WRITTEN INSTRUCTION
The exercise asks for every line of the data to be reproduced exactly.

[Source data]
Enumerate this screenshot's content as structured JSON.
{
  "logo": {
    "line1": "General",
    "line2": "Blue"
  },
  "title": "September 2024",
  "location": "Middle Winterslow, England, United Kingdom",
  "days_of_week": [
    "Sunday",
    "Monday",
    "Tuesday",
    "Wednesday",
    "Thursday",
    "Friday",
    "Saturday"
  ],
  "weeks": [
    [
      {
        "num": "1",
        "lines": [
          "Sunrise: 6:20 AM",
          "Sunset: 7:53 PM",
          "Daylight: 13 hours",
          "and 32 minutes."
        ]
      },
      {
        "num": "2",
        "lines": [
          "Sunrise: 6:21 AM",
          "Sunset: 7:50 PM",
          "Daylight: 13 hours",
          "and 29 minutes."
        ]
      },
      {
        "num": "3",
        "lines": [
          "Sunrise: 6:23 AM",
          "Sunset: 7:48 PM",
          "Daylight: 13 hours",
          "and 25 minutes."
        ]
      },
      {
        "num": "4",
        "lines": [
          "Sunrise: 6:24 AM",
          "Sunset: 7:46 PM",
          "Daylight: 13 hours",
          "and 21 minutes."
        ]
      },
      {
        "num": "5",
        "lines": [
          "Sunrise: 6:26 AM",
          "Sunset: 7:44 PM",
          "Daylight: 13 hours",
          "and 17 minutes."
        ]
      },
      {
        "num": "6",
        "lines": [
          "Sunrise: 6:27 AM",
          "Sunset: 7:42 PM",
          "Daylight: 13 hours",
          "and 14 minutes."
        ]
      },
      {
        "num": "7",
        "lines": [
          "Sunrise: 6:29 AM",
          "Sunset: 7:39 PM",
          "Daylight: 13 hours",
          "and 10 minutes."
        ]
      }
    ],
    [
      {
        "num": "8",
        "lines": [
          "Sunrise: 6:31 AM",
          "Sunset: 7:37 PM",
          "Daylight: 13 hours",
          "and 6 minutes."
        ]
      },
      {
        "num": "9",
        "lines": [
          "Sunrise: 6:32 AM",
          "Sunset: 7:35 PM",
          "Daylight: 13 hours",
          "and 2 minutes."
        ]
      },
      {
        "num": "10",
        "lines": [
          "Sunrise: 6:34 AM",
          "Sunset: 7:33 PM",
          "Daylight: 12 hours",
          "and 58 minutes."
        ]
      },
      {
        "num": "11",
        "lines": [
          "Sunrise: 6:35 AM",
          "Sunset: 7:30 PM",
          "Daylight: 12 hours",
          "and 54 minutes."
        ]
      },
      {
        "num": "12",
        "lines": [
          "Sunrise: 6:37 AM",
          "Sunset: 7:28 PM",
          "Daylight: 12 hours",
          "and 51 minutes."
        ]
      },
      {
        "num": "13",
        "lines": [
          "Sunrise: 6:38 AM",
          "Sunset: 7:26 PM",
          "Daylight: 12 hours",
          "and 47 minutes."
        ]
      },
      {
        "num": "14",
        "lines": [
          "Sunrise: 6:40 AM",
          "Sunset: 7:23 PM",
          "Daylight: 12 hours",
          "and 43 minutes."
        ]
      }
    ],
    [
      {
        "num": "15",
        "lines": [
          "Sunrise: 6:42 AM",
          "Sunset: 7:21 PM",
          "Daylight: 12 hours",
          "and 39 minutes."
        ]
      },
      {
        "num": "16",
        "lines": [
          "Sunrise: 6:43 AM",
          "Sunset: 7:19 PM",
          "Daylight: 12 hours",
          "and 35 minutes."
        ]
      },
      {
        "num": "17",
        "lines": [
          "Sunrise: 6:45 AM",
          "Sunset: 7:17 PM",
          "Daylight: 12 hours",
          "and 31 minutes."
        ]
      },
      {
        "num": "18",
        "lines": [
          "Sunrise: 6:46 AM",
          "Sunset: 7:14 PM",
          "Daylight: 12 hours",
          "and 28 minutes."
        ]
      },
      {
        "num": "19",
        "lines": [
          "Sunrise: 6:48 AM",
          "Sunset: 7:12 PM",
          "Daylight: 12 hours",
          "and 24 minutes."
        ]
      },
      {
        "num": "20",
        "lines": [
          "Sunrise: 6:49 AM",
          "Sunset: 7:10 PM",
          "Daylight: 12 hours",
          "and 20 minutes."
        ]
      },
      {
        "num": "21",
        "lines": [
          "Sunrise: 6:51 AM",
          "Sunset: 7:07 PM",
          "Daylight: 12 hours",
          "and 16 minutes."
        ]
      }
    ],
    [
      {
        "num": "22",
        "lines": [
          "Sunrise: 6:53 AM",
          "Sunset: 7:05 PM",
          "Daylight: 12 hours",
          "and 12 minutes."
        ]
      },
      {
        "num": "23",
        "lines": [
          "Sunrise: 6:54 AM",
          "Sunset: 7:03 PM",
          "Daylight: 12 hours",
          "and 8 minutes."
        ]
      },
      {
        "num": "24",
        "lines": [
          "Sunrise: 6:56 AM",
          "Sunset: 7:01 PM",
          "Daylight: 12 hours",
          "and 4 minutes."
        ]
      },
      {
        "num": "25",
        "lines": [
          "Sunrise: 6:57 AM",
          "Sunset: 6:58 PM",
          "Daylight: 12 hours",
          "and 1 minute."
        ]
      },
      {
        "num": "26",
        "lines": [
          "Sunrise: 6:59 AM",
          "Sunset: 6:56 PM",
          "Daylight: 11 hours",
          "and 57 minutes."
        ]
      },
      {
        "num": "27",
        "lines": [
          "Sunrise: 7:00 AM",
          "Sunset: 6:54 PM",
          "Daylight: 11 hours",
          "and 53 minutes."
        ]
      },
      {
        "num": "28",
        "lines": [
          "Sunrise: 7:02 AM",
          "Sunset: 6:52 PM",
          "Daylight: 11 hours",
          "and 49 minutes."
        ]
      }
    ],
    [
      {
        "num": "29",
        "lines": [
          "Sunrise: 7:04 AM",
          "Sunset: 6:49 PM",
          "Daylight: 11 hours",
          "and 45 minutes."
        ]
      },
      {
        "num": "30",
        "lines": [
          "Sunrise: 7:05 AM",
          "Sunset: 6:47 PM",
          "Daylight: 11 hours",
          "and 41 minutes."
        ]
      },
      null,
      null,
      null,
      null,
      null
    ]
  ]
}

WORKED ANSWER
Enumerate this screenshot's content as structured JSON.
{
  "logo": {
    "line1": "General",
    "line2": "Blue"
  },
  "title": "September 2024",
  "location": "Middle Winterslow, England, United Kingdom",
  "days_of_week": [
    "Sunday",
    "Monday",
    "Tuesday",
    "Wednesday",
    "Thursday",
    "Friday",
    "Saturday"
  ],
  "weeks": [
    [
      {
        "num": "1",
        "lines": [
          "Sunrise: 6:20 AM",
          "Sunset: 7:53 PM",
          "Daylight: 13 hours",
          "and 32 minutes."
        ]
      },
      {
        "num": "2",
        "lines": [
          "Sunrise: 6:21 AM",
          "Sunset: 7:50 PM",
          "Daylight: 13 hours",
          "and 29 minutes."
        ]
      },
      {
        "num": "3",
        "lines": [
          "Sunrise: 6:23 AM",
          "Sunset: 7:48 PM",
          "Daylight: 13 hours",
          "and 25 minutes."
        ]
      },
      {
        "num": "4",
        "lines": [
          "Sunrise: 6:24 AM",
          "Sunset: 7:46 PM",
          "Daylight: 13 hours",
          "and 21 minutes."
        ]
      },
      {
        "num": "5",
        "lines": [
          "Sunrise: 6:26 AM",
          "Sunset: 7:44 PM",
          "Daylight: 13 hours",
          "and 17 minutes."
        ]
      },
      {
        "num": "6",
        "lines": [
          "Sunrise: 6:27 AM",
          "Sunset: 7:42 PM",
          "Daylight: 13 hours",
          "and 14 minutes."
        ]
      },
      {
        "num": "7",
        "lines": [
          "Sunrise: 6:29 AM",
          "Sunset: 7:39 PM",
          "Daylight: 13 hours",
          "and 10 minutes."
        ]
      }
    ],
    [
      {
        "num": "8",
        "lines": [
          "Sunrise: 6:31 AM",
          "Sunset: 7:37 PM",
          "Daylight: 13 hours",
          "and 6 minutes."
        ]
      },
      {
        "num": "9",
        "lines": [
          "Sunrise: 6:32 AM",
          "Sunset: 7:35 PM",
          "Daylight: 13 hours",
          "and 2 minutes."
        ]
      },
      {
        "num": "10",
        "lines": [
          "Sunrise: 6:34 AM",
          "Sunset: 7:33 PM",
          "Daylight: 12 hours",
          "and 58 minutes."
        ]
      },
      {
        "num": "11",
        "lines": [
          "Sunrise: 6:35 AM",
          "Sunset: 7:30 PM",
          "Daylight: 12 hours",
          "and 54 minutes."
        ]
      },
      {
        "num": "12",
        "lines": [
          "Sunrise: 6:37 AM",
          "Sunset: 7:28 PM",
          "Daylight: 12 hours",
          "and 51 minutes."
        ]
      },
      {
        "num": "13",
        "lines": [
          "Sunrise: 6:38 AM",
          "Sunset: 7:26 PM",
          "Daylight: 12 hours",
          "and 47 minutes."
        ]
      },
      {
        "num": "14",
        "lines": [
          "Sunrise: 6:40 AM",
          "Sunset: 7:23 PM",
          "Daylight: 12 hours",
          "and 43 minutes."
        ]
      }
    ],
    [
      {
        "num": "15",
        "lines": [
          "Sunrise: 6:42 AM",
          "Sunset: 7:21 PM",
          "Daylight: 12 hours",
          "and 39 minutes."
        ]
      },
      {
        "num": "16",
        "lines": [
          "Sunrise: 6:43 AM",
          "Sunset: 7:19 PM",
          "Daylight: 12 hours",
          "and 35 minutes."
        ]
      },
      {
        "num": "17",
        "lines": [
          "Sunrise: 6:45 AM",
          "Sunset: 7:17 PM",
          "Daylight: 12 hours",
          "and 31 minutes."
        ]
      },
      {
        "num": "18",
        "lines": [
          "Sunrise: 6:46 AM",
          "Sunset: 7:14 PM",
          "Daylight: 12 hours",
          "and 28 minutes."
        ]
      },
      {
        "num": "19",
        "lines": [
          "Sunrise: 6:48 AM",
          "Sunset: 7:12 PM",
          "Daylight: 12 hours",
          "and 24 minutes."
        ]
      },
      {
        "num": "20",
        "lines": [
          "Sunrise: 6:49 AM",
          "Sunset: 7:10 PM",
          "Daylight: 12 hours",
          "and 20 minutes."
        ]
      },
      {
        "num": "21",
        "lines": [
          "Sunrise: 6:51 AM",
          "Sunset: 7:07 PM",
          "Daylight: 12 hours",
          "and 16 minutes."
        ]
      }
    ],
    [
      {
        "num": "22",
        "lines": [
          "Sunrise: 6:53 AM",
          "Sunset: 7:05 PM",
          "Daylight: 12 hours",
          "and 12 minutes."
        ]
      },
      {
        "num": "23",
        "lines": [
          "Sunrise: 6:54 AM",
          "Sunset: 7:03 PM",
          "Daylight: 12 hours",
          "and 8 minutes."
        ]
      },
      {
        "num": "24",
        "lines": [
          "Sunrise: 6:56 AM",
          "Sunset: 7:01 PM",
          "Daylight: 12 hours",
          "and 4 minutes."
        ]
      },
      {
        "num": "25",
        "lines": [
          "Sunrise: 6:57 AM",
          "Sunset: 6:58 PM",
          "Daylight: 12 hours",
          "and 1 minute."
        ]
      },
      {
        "num": "26",
        "lines": [
          "Sunrise: 6:59 AM",
          "Sunset: 6:56 PM",
          "Daylight: 11 hours",
          "and 57 minutes."
        ]
      },
      {
        "num": "27",
        "lines": [
          "Sunrise: 7:00 AM",
          "Sunset: 6:54 PM",
          "Daylight: 11 hours",
          "and 53 minutes."
        ]
      },
      {
        "num": "28",
        "lines": [
          "Sunrise: 7:02 AM",
          "Sunset: 6:52 PM",
          "Daylight: 11 hours",
          "and 49 minutes."
        ]
      }
    ],
    [
      {
        "num": "29",
        "lines": [
          "Sunrise: 7:04 AM",
          "Sunset: 6:49 PM",
          "Daylight: 11 hours",
          "and 45 minutes."
        ]
      },
      {
        "num": "30",
        "lines": [
          "Sunrise: 7:05 AM",
          "Sunset: 6:47 PM",
          "Daylight: 11 hours",
          "and 41 minutes."
        ]
      },
      null,
      null,
      null,
      null,
      null
    ]
  ]
}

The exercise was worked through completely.